» **Data lines**
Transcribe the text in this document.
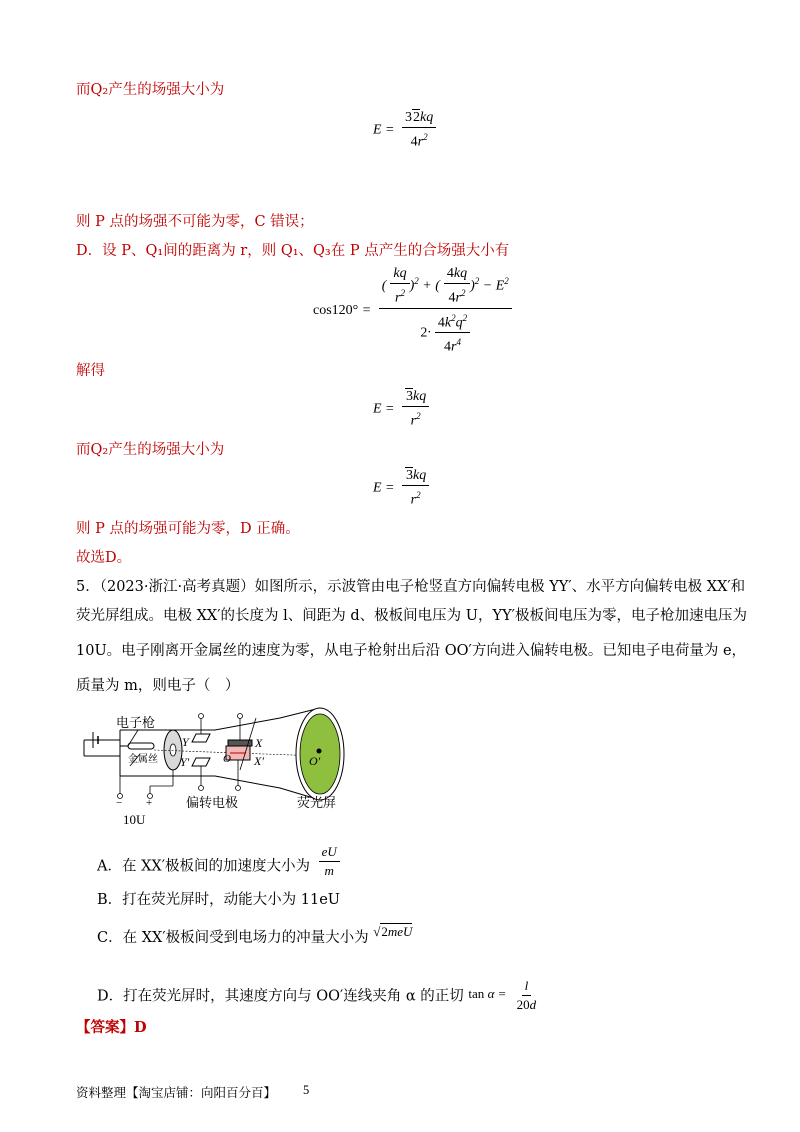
而Q₂产生的场强大小为
$E = \frac{32kq}{4r^2}$
则 P 点的场强不可能为零，C 错误；
D．设 P、Q₁间的距离为 r，则 Q₁、Q₃在 P 点产生的合场强大小有
$\cos 120^\circ = \frac{( \frac{kq}{r^2} )^2 + ( \frac{4kq}{4r^2} )^2 - E^2}{2\cdot \frac{4k^2q^2}{4r^4}}$
解得
$E = \frac{3kq}{r^2}$
而Q₂产生的场强大小为
$E = \frac{3kq}{r^2}$
则 P 点的场强可能为零，D 正确。
故选D。
5．（2023·浙江·高考真题）如图所示，示波管由电子枪竖直方向偏转电极 YY′、水平方向偏转电极 XX′和
荧光屏组成。电极 XX′的长度为 l、间距为 d、极板间电压为 U，YY′极板间电压为零，电子枪加速电压为
10U。电子刚离开金属丝的速度为零，从电子枪射出后沿 OO′方向进入偏转电极。已知电子电荷量为 e，
质量为 m，则电子（　）
电子枪
金属丝
Y
Y′
X
X′
O	O′
偏转电极	荧光屏
− +
10U
A．在 XX′极板间的加速度大小为 $\frac{eU}{m}$
B．打在荧光屏时，动能大小为 11eU
C．在 XX′极板间受到电场力的冲量大小为 √2meU
D．打在荧光屏时，其速度方向与 OO′连线夹角 α 的正切 $\tan \alpha = \frac{l}{20d}$
【答案】D
资料整理【淘宝店铺：向阳百分百】 5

» **Problem to work on**
Without including the pictures, return each record above exactly as it stands.

» **Correct result**
Transcribe the text in this document.
而Q₂产生的场强大小为
$E = \frac{32kq}{4r^2}$
则 P 点的场强不可能为零，C 错误；
D．设 P、Q₁间的距离为 r，则 Q₁、Q₃在 P 点产生的合场强大小有
$\cos 120^\circ = \frac{( \frac{kq}{r^2} )^2 + ( \frac{4kq}{4r^2} )^2 - E^2}{2\cdot \frac{4k^2q^2}{4r^4}}$
解得
$E = \frac{3kq}{r^2}$
而Q₂产生的场强大小为
$E = \frac{3kq}{r^2}$
则 P 点的场强可能为零，D 正确。
故选D。
5．（2023·浙江·高考真题）如图所示，示波管由电子枪竖直方向偏转电极 YY′、水平方向偏转电极 XX′和
荧光屏组成。电极 XX′的长度为 l、间距为 d、极板间电压为 U，YY′极板间电压为零，电子枪加速电压为
10U。电子刚离开金属丝的速度为零，从电子枪射出后沿 OO′方向进入偏转电极。已知电子电荷量为 e，
质量为 m，则电子（　）
电子枪
金属丝
Y
Y′
X
X′
O	O′
偏转电极	荧光屏
− +
10U
A．在 XX′极板间的加速度大小为 $\frac{eU}{m}$
B．打在荧光屏时，动能大小为 11eU
C．在 XX′极板间受到电场力的冲量大小为 √2meU
D．打在荧光屏时，其速度方向与 OO′连线夹角 α 的正切 $\tan \alpha = \frac{l}{20d}$
【答案】D
资料整理【淘宝店铺：向阳百分百】 5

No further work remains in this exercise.